WRITTEN INSTRUCTION:
Count every line that holds the string "insmod", and report the number alone.

(Raw records)
>>

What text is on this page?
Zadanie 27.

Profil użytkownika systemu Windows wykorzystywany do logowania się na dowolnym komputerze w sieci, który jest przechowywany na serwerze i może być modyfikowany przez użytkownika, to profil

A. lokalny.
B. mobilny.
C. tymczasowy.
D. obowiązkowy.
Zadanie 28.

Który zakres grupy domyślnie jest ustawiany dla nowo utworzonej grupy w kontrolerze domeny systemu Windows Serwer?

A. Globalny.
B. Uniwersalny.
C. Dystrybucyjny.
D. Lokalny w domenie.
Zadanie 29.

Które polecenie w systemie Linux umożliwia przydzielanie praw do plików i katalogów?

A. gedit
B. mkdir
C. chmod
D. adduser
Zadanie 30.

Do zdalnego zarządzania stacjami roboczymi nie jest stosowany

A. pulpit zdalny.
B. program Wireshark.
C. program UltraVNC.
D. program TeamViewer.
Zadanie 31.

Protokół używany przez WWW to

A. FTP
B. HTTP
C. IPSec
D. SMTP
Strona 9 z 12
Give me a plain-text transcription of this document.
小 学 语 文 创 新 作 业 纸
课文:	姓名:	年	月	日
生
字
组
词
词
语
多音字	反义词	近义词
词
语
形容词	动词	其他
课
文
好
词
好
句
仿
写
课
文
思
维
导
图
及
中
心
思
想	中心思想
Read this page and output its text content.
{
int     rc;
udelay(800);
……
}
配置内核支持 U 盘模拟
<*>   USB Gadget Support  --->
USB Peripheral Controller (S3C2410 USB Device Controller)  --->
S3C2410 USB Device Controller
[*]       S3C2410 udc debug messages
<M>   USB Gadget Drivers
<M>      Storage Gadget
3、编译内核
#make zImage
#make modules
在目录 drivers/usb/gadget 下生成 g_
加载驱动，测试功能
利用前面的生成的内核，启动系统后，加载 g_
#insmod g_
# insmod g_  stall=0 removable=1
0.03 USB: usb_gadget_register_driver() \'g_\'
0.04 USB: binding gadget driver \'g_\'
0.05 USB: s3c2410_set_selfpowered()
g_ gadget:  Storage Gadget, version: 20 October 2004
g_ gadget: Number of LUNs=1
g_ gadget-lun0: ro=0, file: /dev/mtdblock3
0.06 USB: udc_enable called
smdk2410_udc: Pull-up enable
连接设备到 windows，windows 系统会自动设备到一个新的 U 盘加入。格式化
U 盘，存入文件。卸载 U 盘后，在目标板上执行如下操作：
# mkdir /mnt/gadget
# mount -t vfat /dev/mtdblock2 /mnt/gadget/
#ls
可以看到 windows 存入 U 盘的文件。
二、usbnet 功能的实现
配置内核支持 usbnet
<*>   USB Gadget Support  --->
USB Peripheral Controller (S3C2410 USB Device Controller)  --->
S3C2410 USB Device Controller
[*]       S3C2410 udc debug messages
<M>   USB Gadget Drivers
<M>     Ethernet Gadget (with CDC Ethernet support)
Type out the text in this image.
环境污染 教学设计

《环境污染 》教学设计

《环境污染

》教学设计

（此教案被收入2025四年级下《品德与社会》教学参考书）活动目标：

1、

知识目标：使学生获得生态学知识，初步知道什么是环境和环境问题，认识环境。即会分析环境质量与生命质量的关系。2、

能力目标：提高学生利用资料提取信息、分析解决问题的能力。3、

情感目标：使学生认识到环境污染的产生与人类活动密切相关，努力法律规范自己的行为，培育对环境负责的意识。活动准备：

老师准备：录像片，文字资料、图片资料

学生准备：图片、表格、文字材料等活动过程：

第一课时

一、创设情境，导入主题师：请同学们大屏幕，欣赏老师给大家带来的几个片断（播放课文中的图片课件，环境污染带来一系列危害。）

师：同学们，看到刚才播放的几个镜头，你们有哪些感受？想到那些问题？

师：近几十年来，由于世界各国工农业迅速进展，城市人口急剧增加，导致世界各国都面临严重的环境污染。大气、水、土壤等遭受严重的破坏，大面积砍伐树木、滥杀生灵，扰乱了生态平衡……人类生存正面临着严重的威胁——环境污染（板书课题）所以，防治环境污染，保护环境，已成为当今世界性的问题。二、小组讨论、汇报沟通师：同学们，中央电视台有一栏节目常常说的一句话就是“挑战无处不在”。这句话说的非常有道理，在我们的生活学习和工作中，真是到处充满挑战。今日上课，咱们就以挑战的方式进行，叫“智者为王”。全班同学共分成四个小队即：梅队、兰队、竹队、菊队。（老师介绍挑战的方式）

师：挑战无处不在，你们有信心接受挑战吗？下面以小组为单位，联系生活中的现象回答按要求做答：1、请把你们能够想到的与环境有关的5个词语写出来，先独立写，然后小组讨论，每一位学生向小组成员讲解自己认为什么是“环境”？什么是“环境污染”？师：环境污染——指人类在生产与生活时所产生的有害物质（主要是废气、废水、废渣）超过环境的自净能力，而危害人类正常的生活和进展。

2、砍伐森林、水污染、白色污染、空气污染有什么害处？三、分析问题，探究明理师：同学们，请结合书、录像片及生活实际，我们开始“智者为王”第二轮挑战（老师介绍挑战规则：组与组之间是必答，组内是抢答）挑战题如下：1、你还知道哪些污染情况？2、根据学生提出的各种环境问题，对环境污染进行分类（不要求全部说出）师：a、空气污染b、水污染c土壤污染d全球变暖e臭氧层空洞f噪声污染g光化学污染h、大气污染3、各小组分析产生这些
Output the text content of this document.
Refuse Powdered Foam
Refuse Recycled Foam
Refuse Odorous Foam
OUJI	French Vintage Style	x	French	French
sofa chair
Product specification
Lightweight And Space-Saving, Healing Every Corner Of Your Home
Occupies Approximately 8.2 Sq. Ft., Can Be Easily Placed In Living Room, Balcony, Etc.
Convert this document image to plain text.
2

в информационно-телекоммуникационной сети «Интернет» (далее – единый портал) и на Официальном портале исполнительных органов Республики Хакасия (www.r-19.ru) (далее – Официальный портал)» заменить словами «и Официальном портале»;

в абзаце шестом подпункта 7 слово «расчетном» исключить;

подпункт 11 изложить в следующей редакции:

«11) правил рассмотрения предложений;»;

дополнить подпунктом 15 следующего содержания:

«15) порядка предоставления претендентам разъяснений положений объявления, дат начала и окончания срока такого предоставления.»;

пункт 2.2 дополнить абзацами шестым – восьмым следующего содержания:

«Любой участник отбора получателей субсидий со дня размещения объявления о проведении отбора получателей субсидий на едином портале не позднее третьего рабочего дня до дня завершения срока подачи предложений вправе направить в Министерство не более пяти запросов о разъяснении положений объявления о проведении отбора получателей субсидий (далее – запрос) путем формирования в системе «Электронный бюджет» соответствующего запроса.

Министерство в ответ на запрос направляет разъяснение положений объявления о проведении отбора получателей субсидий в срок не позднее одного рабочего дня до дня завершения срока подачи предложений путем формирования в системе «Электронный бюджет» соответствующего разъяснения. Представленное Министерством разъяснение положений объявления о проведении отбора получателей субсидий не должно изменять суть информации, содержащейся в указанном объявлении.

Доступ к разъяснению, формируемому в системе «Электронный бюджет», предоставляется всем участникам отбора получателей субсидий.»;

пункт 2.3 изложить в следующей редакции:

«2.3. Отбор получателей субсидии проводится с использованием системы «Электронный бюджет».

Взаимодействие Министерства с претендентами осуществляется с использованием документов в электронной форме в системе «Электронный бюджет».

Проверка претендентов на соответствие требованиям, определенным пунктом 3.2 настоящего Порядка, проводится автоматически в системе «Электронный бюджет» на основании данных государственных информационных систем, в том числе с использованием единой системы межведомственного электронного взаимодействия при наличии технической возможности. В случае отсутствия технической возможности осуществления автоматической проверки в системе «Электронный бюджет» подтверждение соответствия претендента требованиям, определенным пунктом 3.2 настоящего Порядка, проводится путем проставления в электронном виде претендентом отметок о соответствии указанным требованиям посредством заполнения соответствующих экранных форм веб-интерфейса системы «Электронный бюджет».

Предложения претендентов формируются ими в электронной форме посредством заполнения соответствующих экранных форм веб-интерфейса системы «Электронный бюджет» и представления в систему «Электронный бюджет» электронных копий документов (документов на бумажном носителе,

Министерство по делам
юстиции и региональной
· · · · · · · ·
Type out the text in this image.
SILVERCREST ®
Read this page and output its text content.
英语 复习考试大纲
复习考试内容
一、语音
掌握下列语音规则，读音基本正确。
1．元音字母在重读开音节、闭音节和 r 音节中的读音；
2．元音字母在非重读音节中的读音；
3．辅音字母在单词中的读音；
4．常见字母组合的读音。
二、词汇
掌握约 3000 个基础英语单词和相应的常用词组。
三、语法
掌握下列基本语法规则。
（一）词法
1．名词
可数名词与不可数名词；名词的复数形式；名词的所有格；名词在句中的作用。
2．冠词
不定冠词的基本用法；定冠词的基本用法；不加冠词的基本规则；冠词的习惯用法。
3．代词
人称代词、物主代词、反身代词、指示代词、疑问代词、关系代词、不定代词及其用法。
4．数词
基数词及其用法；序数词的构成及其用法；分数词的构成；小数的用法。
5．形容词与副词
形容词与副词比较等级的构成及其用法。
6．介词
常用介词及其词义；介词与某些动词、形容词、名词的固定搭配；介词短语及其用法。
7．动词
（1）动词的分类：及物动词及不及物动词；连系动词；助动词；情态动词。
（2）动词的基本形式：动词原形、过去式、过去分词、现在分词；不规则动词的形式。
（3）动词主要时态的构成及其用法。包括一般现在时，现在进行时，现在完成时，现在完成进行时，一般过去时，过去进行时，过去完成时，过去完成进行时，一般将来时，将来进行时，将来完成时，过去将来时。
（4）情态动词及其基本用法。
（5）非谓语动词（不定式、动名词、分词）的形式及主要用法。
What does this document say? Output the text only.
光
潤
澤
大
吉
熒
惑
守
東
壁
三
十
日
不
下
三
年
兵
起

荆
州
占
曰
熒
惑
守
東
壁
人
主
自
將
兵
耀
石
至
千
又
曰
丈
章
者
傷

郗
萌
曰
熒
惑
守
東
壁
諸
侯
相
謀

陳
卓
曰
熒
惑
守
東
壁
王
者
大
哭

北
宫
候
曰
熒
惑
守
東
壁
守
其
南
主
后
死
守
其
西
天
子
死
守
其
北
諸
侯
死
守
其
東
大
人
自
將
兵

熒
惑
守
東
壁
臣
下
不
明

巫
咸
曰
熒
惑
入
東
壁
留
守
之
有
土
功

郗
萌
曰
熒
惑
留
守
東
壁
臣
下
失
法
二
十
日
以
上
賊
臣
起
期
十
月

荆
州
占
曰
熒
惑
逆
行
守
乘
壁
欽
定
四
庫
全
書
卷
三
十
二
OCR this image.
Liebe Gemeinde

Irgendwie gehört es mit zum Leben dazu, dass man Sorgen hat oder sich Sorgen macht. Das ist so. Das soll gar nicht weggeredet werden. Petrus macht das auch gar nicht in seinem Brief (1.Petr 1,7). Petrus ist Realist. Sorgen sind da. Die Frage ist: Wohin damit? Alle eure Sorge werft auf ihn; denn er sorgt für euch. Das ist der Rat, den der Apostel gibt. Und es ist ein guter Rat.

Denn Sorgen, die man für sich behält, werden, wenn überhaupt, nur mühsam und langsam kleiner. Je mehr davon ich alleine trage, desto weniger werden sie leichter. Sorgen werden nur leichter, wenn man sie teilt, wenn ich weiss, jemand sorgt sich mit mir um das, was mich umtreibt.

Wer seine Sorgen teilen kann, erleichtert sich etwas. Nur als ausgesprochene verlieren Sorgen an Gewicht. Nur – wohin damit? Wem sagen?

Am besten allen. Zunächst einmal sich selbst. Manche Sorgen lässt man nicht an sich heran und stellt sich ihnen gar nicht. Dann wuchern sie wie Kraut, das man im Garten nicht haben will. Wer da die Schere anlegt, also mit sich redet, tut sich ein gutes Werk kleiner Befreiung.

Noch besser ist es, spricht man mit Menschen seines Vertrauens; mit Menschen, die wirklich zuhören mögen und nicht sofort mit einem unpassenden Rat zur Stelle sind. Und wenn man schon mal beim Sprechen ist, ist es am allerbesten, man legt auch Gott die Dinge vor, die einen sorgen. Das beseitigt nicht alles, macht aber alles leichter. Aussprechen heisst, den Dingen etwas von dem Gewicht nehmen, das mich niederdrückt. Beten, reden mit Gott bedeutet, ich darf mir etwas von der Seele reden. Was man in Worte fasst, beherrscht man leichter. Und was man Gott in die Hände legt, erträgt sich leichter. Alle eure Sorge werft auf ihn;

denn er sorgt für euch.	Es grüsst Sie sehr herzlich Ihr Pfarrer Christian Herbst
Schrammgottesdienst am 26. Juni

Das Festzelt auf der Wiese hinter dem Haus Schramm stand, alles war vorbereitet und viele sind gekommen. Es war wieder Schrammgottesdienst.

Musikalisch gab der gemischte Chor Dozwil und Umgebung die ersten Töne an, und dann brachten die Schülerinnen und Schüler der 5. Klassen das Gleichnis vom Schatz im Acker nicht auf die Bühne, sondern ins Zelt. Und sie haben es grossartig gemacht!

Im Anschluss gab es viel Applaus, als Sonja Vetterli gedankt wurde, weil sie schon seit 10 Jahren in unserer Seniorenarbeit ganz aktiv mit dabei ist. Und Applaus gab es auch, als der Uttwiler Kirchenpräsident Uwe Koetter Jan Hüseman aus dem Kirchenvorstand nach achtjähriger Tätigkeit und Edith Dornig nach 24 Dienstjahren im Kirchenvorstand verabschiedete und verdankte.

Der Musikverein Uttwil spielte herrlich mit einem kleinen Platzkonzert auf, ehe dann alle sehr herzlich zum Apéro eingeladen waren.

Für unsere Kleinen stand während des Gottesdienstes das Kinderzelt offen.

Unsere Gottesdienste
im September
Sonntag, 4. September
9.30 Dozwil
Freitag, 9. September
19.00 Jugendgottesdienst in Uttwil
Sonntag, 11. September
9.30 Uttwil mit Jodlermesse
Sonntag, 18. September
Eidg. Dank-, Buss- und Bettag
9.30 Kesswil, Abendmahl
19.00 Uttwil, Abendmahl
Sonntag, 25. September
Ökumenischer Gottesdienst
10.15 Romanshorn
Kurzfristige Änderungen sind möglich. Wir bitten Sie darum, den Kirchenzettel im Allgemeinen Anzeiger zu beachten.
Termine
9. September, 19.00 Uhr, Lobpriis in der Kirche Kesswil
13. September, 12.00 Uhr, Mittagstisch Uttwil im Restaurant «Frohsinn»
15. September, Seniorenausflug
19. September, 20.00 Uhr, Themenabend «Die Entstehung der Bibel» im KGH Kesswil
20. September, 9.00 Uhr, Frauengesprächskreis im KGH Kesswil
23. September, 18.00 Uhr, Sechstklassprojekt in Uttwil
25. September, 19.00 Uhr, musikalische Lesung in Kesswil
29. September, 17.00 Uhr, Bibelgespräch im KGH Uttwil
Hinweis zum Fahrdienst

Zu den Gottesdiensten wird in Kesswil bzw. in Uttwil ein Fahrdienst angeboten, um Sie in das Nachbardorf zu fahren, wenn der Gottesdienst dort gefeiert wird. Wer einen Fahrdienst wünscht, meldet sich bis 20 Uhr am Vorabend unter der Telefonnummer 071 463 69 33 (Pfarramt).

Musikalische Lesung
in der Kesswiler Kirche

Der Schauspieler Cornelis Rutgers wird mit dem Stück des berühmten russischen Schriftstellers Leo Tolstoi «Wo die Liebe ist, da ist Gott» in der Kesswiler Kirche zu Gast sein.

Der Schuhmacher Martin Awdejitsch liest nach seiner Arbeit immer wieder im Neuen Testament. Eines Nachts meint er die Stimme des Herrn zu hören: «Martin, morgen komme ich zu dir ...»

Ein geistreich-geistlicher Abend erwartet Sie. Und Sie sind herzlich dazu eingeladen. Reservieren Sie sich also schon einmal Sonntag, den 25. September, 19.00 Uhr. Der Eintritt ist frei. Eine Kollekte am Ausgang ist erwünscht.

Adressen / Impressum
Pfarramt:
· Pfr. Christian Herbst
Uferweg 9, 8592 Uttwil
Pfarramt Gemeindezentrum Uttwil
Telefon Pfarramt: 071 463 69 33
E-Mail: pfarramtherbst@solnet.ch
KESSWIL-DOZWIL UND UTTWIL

<<

REPLY:
2